WHAT THE TASK REQUIRES: Find the lines containing the word "Paciente" and copy every one of them.

----

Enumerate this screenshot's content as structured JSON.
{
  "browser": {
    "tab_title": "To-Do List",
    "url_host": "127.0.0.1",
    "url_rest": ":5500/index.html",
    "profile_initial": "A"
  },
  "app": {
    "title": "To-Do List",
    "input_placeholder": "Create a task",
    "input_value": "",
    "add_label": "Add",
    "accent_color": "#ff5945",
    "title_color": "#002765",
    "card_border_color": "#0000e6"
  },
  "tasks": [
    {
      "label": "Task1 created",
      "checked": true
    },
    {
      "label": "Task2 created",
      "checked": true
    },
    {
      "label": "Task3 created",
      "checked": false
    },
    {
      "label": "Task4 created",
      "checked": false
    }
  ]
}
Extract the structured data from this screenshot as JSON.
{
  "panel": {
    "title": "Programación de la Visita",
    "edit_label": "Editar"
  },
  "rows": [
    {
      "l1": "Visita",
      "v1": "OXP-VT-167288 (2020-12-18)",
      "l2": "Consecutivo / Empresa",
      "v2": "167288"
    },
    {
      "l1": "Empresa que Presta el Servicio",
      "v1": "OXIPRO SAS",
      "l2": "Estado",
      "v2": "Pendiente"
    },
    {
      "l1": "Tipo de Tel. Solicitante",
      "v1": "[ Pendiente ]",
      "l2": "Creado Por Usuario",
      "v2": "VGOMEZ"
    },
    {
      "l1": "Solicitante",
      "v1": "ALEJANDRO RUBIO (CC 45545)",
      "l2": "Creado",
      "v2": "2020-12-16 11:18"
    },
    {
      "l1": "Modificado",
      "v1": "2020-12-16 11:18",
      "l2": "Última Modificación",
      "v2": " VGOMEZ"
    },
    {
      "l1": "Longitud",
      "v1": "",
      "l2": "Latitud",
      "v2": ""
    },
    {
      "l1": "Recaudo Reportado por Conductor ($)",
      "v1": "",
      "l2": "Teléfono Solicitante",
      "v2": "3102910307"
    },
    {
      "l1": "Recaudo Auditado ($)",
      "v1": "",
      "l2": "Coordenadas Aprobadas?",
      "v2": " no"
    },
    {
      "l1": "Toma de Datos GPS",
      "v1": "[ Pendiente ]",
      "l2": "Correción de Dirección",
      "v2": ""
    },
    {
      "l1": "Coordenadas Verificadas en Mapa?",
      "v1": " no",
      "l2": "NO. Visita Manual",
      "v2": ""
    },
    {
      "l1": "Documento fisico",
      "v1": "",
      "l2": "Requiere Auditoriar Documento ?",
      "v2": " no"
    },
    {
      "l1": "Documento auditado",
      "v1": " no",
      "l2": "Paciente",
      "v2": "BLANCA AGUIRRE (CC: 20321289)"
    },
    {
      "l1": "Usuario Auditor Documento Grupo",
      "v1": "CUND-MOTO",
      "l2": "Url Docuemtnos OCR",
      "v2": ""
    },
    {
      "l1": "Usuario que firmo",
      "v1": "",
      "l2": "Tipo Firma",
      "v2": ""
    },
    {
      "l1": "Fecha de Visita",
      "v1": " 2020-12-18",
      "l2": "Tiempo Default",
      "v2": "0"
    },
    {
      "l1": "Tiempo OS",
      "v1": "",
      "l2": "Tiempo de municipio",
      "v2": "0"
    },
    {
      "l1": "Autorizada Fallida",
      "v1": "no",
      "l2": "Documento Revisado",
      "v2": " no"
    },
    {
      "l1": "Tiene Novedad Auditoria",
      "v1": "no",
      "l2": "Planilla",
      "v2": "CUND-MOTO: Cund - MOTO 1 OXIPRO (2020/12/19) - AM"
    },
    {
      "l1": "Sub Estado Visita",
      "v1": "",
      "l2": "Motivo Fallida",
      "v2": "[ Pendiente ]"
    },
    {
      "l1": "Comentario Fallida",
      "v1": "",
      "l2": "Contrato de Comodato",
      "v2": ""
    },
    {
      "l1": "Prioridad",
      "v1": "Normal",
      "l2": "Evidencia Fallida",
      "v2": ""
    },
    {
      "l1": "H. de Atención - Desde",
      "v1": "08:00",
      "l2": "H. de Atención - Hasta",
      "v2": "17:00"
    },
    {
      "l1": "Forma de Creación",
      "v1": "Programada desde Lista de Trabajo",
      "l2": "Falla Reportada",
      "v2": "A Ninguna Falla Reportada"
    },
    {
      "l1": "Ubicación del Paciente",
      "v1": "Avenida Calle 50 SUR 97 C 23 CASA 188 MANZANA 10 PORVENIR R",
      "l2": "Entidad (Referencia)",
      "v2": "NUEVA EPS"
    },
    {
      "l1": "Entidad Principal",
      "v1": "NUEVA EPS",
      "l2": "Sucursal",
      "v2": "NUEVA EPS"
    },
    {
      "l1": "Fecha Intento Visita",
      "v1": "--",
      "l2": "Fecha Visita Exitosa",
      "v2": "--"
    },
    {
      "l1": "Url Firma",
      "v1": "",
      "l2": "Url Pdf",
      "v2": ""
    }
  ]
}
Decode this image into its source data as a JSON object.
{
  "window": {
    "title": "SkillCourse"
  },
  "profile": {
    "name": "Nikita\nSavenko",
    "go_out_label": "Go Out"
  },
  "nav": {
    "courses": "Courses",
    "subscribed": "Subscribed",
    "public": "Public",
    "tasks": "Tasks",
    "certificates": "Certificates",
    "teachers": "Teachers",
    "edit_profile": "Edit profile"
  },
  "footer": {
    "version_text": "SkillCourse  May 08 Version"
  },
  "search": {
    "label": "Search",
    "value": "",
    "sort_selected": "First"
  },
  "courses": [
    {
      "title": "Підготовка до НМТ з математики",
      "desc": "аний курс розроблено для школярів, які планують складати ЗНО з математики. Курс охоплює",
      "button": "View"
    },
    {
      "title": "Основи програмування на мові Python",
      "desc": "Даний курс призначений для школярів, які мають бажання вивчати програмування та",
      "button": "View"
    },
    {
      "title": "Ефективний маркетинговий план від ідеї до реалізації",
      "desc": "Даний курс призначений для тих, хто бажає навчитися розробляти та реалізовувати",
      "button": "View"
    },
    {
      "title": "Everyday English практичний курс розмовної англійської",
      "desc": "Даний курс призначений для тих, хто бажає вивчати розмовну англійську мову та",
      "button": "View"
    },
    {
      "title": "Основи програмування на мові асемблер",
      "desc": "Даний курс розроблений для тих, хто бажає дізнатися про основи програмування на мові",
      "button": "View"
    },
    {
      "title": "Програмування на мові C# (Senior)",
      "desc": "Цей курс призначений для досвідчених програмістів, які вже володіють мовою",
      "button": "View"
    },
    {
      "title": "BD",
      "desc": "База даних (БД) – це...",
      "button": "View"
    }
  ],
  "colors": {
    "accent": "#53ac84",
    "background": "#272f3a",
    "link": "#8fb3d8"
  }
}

----

TASK OUTPUT:
      "l2": "Paciente",
      "l1": "Ubicación del Paciente",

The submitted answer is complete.